• DIRECTIVE: Drop all images and give the records again exactly.

• RECORDS SHOWN:
──────────────────────────────

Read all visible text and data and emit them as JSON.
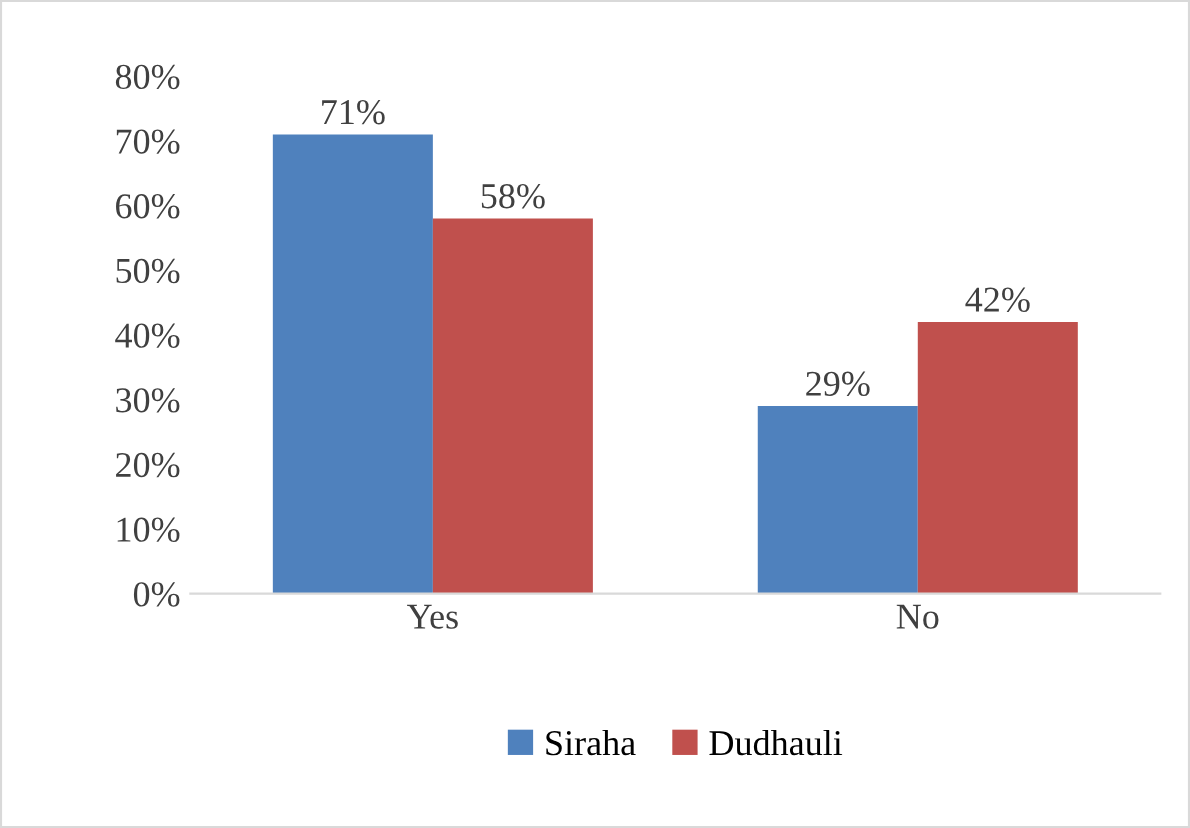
{
  "chart_data": {
    "type": "bar",
    "categories": [
      "Yes",
      "No"
    ],
    "series": [
      {
        "name": "Siraha",
        "color": "#4f81bd",
        "values": [
          71,
          29
        ],
        "value_labels": [
          "71%",
          "29%"
        ]
      },
      {
        "name": "Dudhauli",
        "color": "#c0504d",
        "values": [
          58,
          42
        ],
        "value_labels": [
          "58%",
          "42%"
        ]
      }
    ],
    "ylim": [
      0,
      80
    ],
    "yticks": [
      {
        "value": 0,
        "label": "0%"
      },
      {
        "value": 10,
        "label": "10%"
      },
      {
        "value": 20,
        "label": "20%"
      },
      {
        "value": 30,
        "label": "30%"
      },
      {
        "value": 40,
        "label": "40%"
      },
      {
        "value": 50,
        "label": "50%"
      },
      {
        "value": 60,
        "label": "60%"
      },
      {
        "value": 70,
        "label": "70%"
      },
      {
        "value": 80,
        "label": "80%"
      }
    ],
    "grid": false,
    "legend": "bottom"
  }
}
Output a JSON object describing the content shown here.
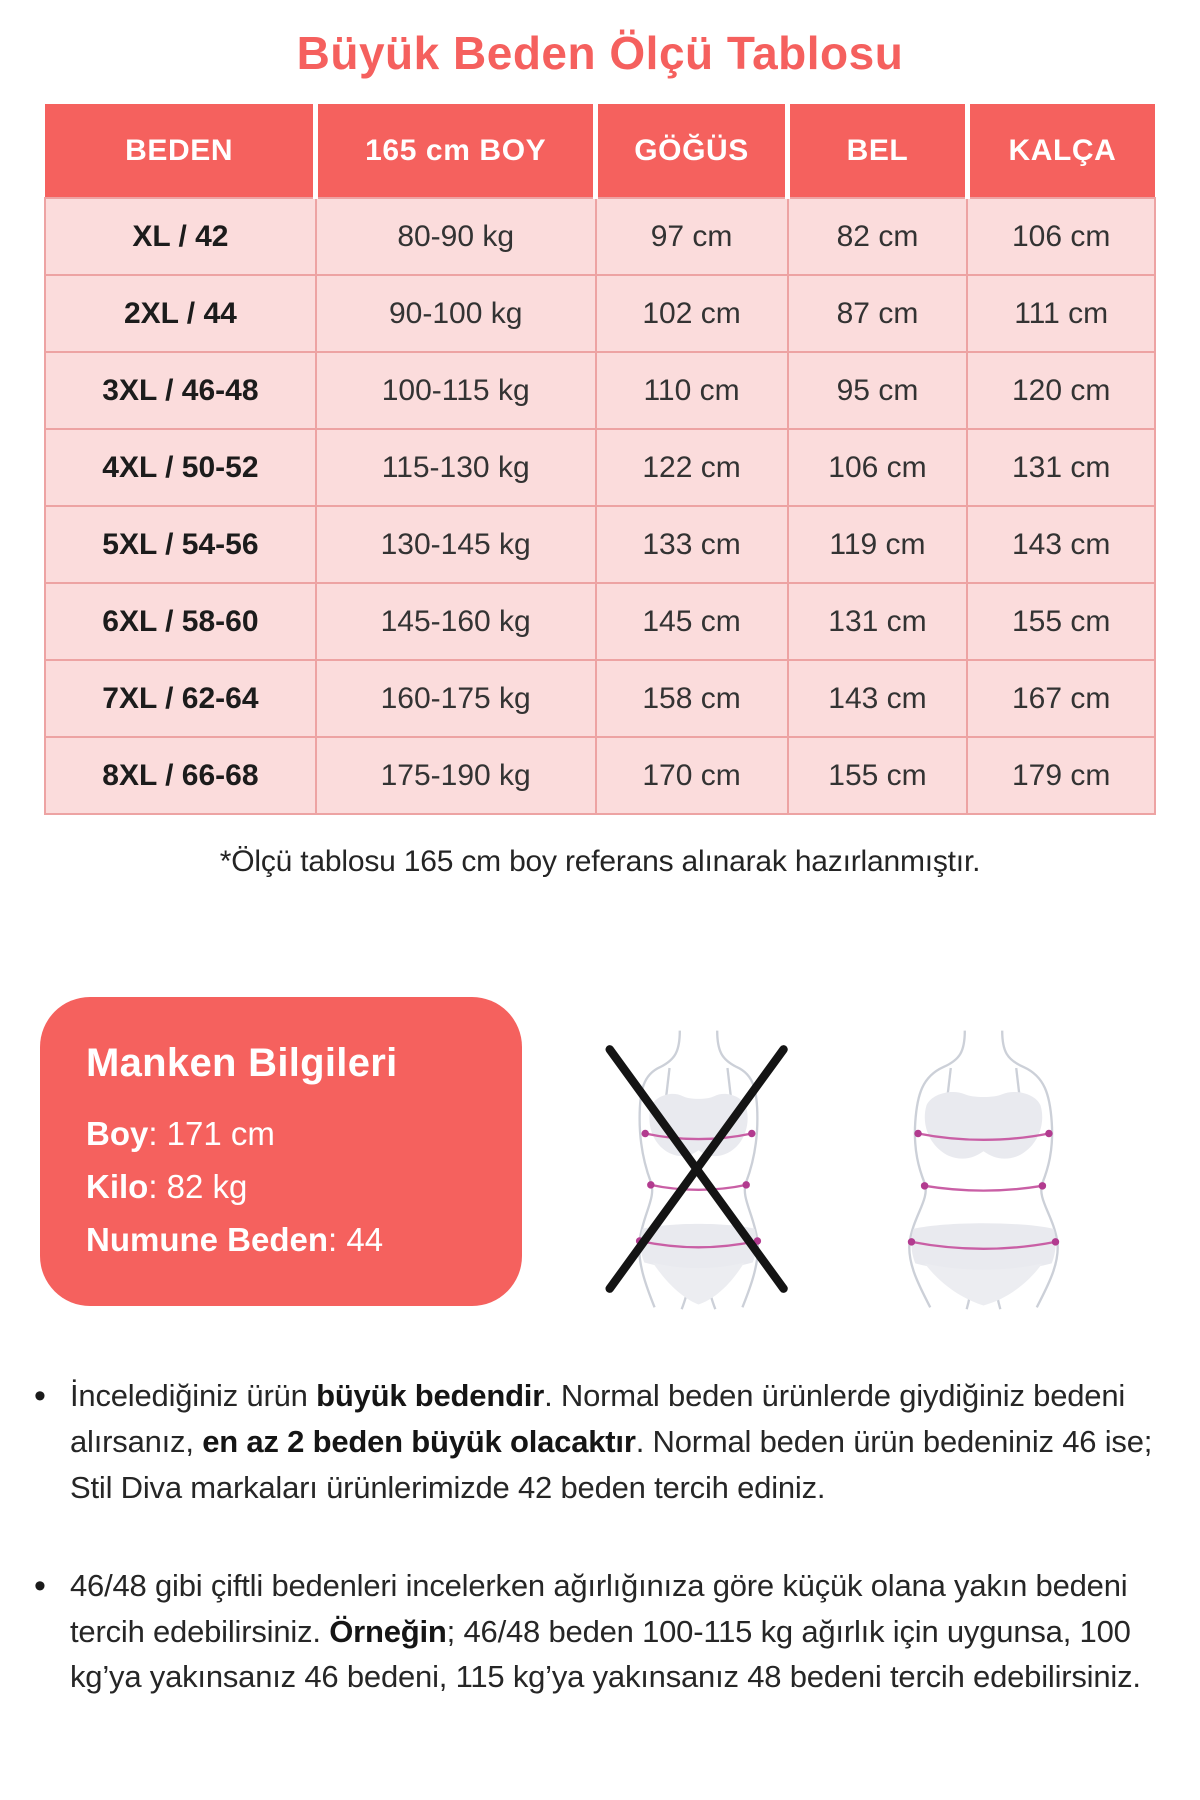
{
  "title": "Büyük Beden Ölçü Tablosu",
  "colors": {
    "coral": "#f5615e",
    "cell_pink": "#fbdcdc",
    "grid_pink": "#eda3a3",
    "text_dark": "#282828",
    "figure_fill": "#e9eaef",
    "figure_outline": "#ccd0d8",
    "measure_line_pink": "#c95fa5",
    "cross_black": "#141414"
  },
  "table": {
    "headers": [
      "BEDEN",
      "165 cm BOY",
      "GÖĞÜS",
      "BEL",
      "KALÇA"
    ],
    "rows": [
      [
        "XL / 42",
        "80-90 kg",
        "97 cm",
        "82 cm",
        "106 cm"
      ],
      [
        "2XL / 44",
        "90-100 kg",
        "102 cm",
        "87 cm",
        "111 cm"
      ],
      [
        "3XL / 46-48",
        "100-115 kg",
        "110 cm",
        "95 cm",
        "120 cm"
      ],
      [
        "4XL / 50-52",
        "115-130 kg",
        "122 cm",
        "106 cm",
        "131 cm"
      ],
      [
        "5XL / 54-56",
        "130-145 kg",
        "133 cm",
        "119 cm",
        "143 cm"
      ],
      [
        "6XL / 58-60",
        "145-160 kg",
        "145 cm",
        "131 cm",
        "155 cm"
      ],
      [
        "7XL / 62-64",
        "160-175 kg",
        "158 cm",
        "143 cm",
        "167 cm"
      ],
      [
        "8XL / 66-68",
        "175-190 kg",
        "170 cm",
        "155 cm",
        "179 cm"
      ]
    ]
  },
  "note": "*Ölçü tablosu 165 cm boy referans alınarak hazırlanmıştır.",
  "model_info": {
    "title": "Manken Bilgileri",
    "lines": [
      {
        "segments": [
          {
            "text": "Boy",
            "bold": true
          },
          {
            "text": ": 171 cm",
            "bold": false
          }
        ]
      },
      {
        "segments": [
          {
            "text": "Kilo",
            "bold": true
          },
          {
            "text": ": 82 kg",
            "bold": false
          }
        ]
      },
      {
        "segments": [
          {
            "text": "Numune Beden",
            "bold": true
          },
          {
            "text": ": 44",
            "bold": false
          }
        ]
      }
    ]
  },
  "figures": {
    "crossed": "slim-measurement-figure-crossed-out",
    "correct": "plus-size-measurement-figure"
  },
  "bullets": [
    {
      "segments": [
        {
          "text": "İncelediğiniz ürün ",
          "bold": false
        },
        {
          "text": "büyük bedendir",
          "bold": true
        },
        {
          "text": ". Normal beden ürünlerde giydiğiniz bedeni alırsanız, ",
          "bold": false
        },
        {
          "text": "en az 2 beden büyük olacaktır",
          "bold": true
        },
        {
          "text": ". Normal beden ürün bedeniniz 46 ise; Stil Diva markaları ürünlerimizde 42 beden tercih ediniz.",
          "bold": false
        }
      ]
    },
    {
      "segments": [
        {
          "text": "46/48 gibi çiftli bedenleri incelerken ağırlığınıza göre küçük olana yakın bedeni tercih edebilirsiniz. ",
          "bold": false
        },
        {
          "text": "Örneğin",
          "bold": true
        },
        {
          "text": "; 46/48 beden 100-115 kg ağırlık için uygunsa, 100 kg’ya yakınsanız 46 bedeni, 115 kg’ya yakınsanız 48 bedeni tercih edebilirsiniz.",
          "bold": false
        }
      ]
    }
  ]
}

──────────────────────────────

• RESPONSE FOR THIS EXERCISE:
Read all visible text and data and emit them as JSON.
{
  "chart_data": {
    "type": "bar",
    "categories": [
      "Yes",
      "No"
    ],
    "series": [
      {
        "name": "Siraha",
        "color": "#4f81bd",
        "values": [
          71,
          29
        ],
        "value_labels": [
          "71%",
          "29%"
        ]
      },
      {
        "name": "Dudhauli",
        "color": "#c0504d",
        "values": [
          58,
          42
        ],
        "value_labels": [
          "58%",
          "42%"
        ]
      }
    ],
    "ylim": [
      0,
      80
    ],
    "yticks": [
      {
        "value": 0,
        "label": "0%"
      },
      {
        "value": 10,
        "label": "10%"
      },
      {
        "value": 20,
        "label": "20%"
      },
      {
        "value": 30,
        "label": "30%"
      },
      {
        "value": 40,
        "label": "40%"
      },
      {
        "value": 50,
        "label": "50%"
      },
      {
        "value": 60,
        "label": "60%"
      },
      {
        "value": 70,
        "label": "70%"
      },
      {
        "value": 80,
        "label": "80%"
      }
    ],
    "grid": false,
    "legend": "bottom"
  }
}
Output a JSON object describing the content shown here.
{
  "title": "Büyük Beden Ölçü Tablosu",
  "colors": {
    "coral": "#f5615e",
    "cell_pink": "#fbdcdc",
    "grid_pink": "#eda3a3",
    "text_dark": "#282828",
    "figure_fill": "#e9eaef",
    "figure_outline": "#ccd0d8",
    "measure_line_pink": "#c95fa5",
    "cross_black": "#141414"
  },
  "table": {
    "headers": [
      "BEDEN",
      "165 cm BOY",
      "GÖĞÜS",
      "BEL",
      "KALÇA"
    ],
    "rows": [
      [
        "XL / 42",
        "80-90 kg",
        "97 cm",
        "82 cm",
        "106 cm"
      ],
      [
        "2XL / 44",
        "90-100 kg",
        "102 cm",
        "87 cm",
        "111 cm"
      ],
      [
        "3XL / 46-48",
        "100-115 kg",
        "110 cm",
        "95 cm",
        "120 cm"
      ],
      [
        "4XL / 50-52",
        "115-130 kg",
        "122 cm",
        "106 cm",
        "131 cm"
      ],
      [
        "5XL / 54-56",
        "130-145 kg",
        "133 cm",
        "119 cm",
        "143 cm"
      ],
      [
        "6XL / 58-60",
        "145-160 kg",
        "145 cm",
        "131 cm",
        "155 cm"
      ],
      [
        "7XL / 62-64",
        "160-175 kg",
        "158 cm",
        "143 cm",
        "167 cm"
      ],
      [
        "8XL / 66-68",
        "175-190 kg",
        "170 cm",
        "155 cm",
        "179 cm"
      ]
    ]
  },
  "note": "*Ölçü tablosu 165 cm boy referans alınarak hazırlanmıştır.",
  "model_info": {
    "title": "Manken Bilgileri",
    "lines": [
      {
        "segments": [
          {
            "text": "Boy",
            "bold": true
          },
          {
            "text": ": 171 cm",
            "bold": false
          }
        ]
      },
      {
        "segments": [
          {
            "text": "Kilo",
            "bold": true
          },
          {
            "text": ": 82 kg",
            "bold": false
          }
        ]
      },
      {
        "segments": [
          {
            "text": "Numune Beden",
            "bold": true
          },
          {
            "text": ": 44",
            "bold": false
          }
        ]
      }
    ]
  },
  "figures": {
    "crossed": "slim-measurement-figure-crossed-out",
    "correct": "plus-size-measurement-figure"
  },
  "bullets": [
    {
      "segments": [
        {
          "text": "İncelediğiniz ürün ",
          "bold": false
        },
        {
          "text": "büyük bedendir",
          "bold": true
        },
        {
          "text": ". Normal beden ürünlerde giydiğiniz bedeni alırsanız, ",
          "bold": false
        },
        {
          "text": "en az 2 beden büyük olacaktır",
          "bold": true
        },
        {
          "text": ". Normal beden ürün bedeniniz 46 ise; Stil Diva markaları ürünlerimizde 42 beden tercih ediniz.",
          "bold": false
        }
      ]
    },
    {
      "segments": [
        {
          "text": "46/48 gibi çiftli bedenleri incelerken ağırlığınıza göre küçük olana yakın bedeni tercih edebilirsiniz. ",
          "bold": false
        },
        {
          "text": "Örneğin",
          "bold": true
        },
        {
          "text": "; 46/48 beden 100-115 kg ağırlık için uygunsa, 100 kg’ya yakınsanız 46 bedeni, 115 kg’ya yakınsanız 48 bedeni tercih edebilirsiniz.",
          "bold": false
        }
      ]
    }
  ]
}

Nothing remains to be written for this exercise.